* [What you have to do]: Write out the material exactly, leaving every picture behind.

* [Entries supplied]:
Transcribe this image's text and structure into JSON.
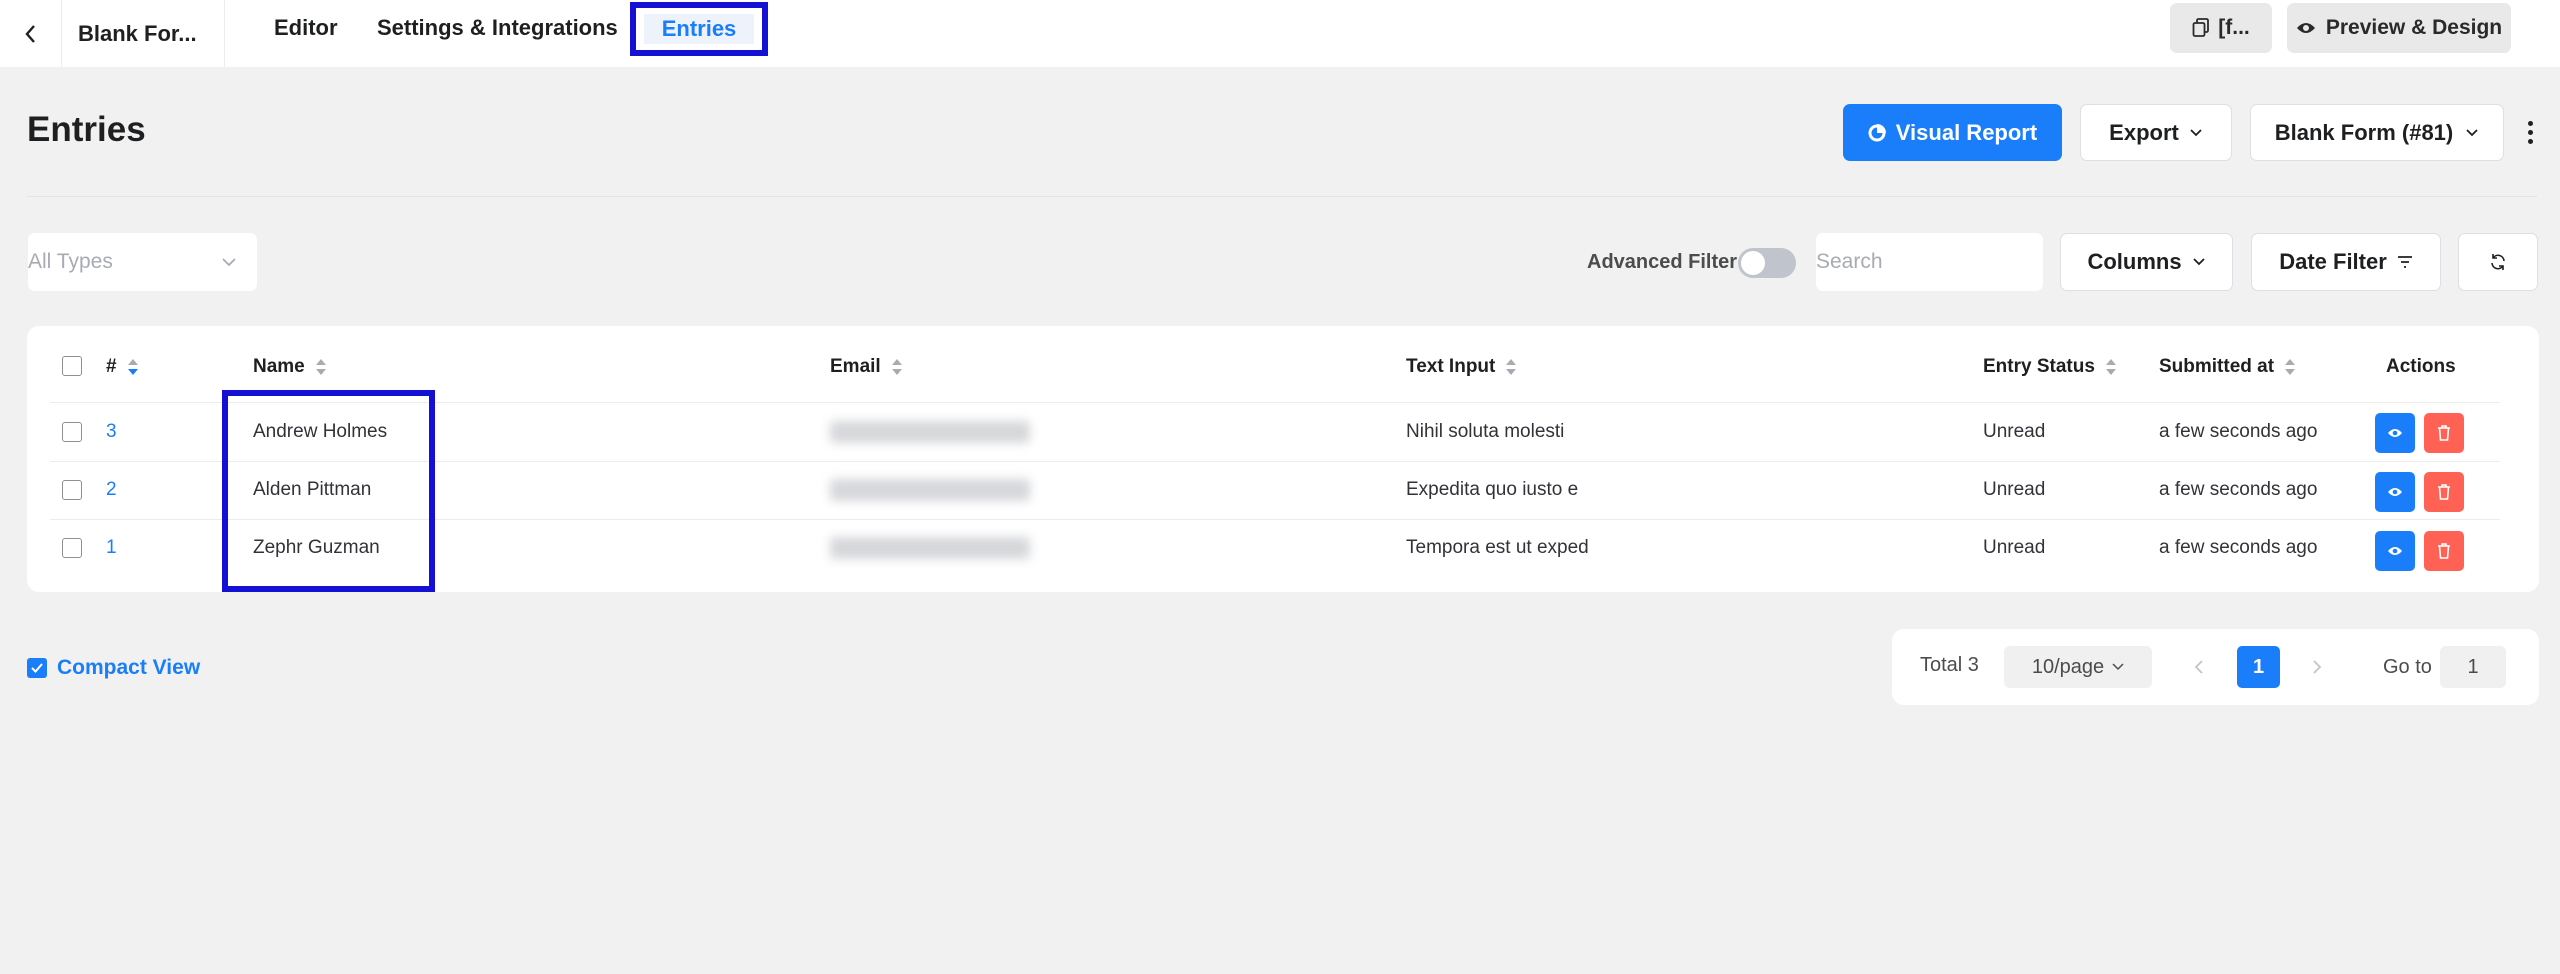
{
  "topbar": {
    "form_name": "Blank For...",
    "tabs": [
      {
        "label": "Editor"
      },
      {
        "label": "Settings & Integrations"
      },
      {
        "label": "Entries"
      }
    ],
    "shortcode_label": "[f...",
    "preview_label": "Preview & Design"
  },
  "header": {
    "title": "Entries",
    "visual_report": "Visual Report",
    "export": "Export",
    "form_select": "Blank Form (#81)"
  },
  "filters": {
    "types_placeholder": "All Types",
    "advanced_filter": "Advanced Filter",
    "search_placeholder": "Search",
    "columns": "Columns",
    "date_filter": "Date Filter"
  },
  "table": {
    "headers": {
      "id": "#",
      "name": "Name",
      "email": "Email",
      "text_input": "Text Input",
      "status": "Entry Status",
      "submitted": "Submitted at",
      "actions": "Actions"
    },
    "rows": [
      {
        "id": "3",
        "name": "Andrew Holmes",
        "text": "Nihil soluta molesti",
        "status": "Unread",
        "submitted": "a few seconds ago"
      },
      {
        "id": "2",
        "name": "Alden Pittman",
        "text": "Expedita quo iusto e",
        "status": "Unread",
        "submitted": "a few seconds ago"
      },
      {
        "id": "1",
        "name": "Zephr Guzman",
        "text": "Tempora est ut exped",
        "status": "Unread",
        "submitted": "a few seconds ago"
      }
    ]
  },
  "footer": {
    "compact_view": "Compact View",
    "total": "Total 3",
    "page_size": "10/page",
    "current_page": "1",
    "goto_label": "Go to",
    "goto_value": "1"
  },
  "colors": {
    "accent": "#1a7efb",
    "danger": "#ff6154",
    "highlight": "#1410d4"
  }
}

* [Answer to the exercise]:
Transcribe this image's text and structure into JSON.
{
  "topbar": {
    "form_name": "Blank For...",
    "tabs": [
      {
        "label": "Editor"
      },
      {
        "label": "Settings & Integrations"
      },
      {
        "label": "Entries"
      }
    ],
    "shortcode_label": "[f...",
    "preview_label": "Preview & Design"
  },
  "header": {
    "title": "Entries",
    "visual_report": "Visual Report",
    "export": "Export",
    "form_select": "Blank Form (#81)"
  },
  "filters": {
    "types_placeholder": "All Types",
    "advanced_filter": "Advanced Filter",
    "search_placeholder": "Search",
    "columns": "Columns",
    "date_filter": "Date Filter"
  },
  "table": {
    "headers": {
      "id": "#",
      "name": "Name",
      "email": "Email",
      "text_input": "Text Input",
      "status": "Entry Status",
      "submitted": "Submitted at",
      "actions": "Actions"
    },
    "rows": [
      {
        "id": "3",
        "name": "Andrew Holmes",
        "text": "Nihil soluta molesti",
        "status": "Unread",
        "submitted": "a few seconds ago"
      },
      {
        "id": "2",
        "name": "Alden Pittman",
        "text": "Expedita quo iusto e",
        "status": "Unread",
        "submitted": "a few seconds ago"
      },
      {
        "id": "1",
        "name": "Zephr Guzman",
        "text": "Tempora est ut exped",
        "status": "Unread",
        "submitted": "a few seconds ago"
      }
    ]
  },
  "footer": {
    "compact_view": "Compact View",
    "total": "Total 3",
    "page_size": "10/page",
    "current_page": "1",
    "goto_label": "Go to",
    "goto_value": "1"
  },
  "colors": {
    "accent": "#1a7efb",
    "danger": "#ff6154",
    "highlight": "#1410d4"
  }
}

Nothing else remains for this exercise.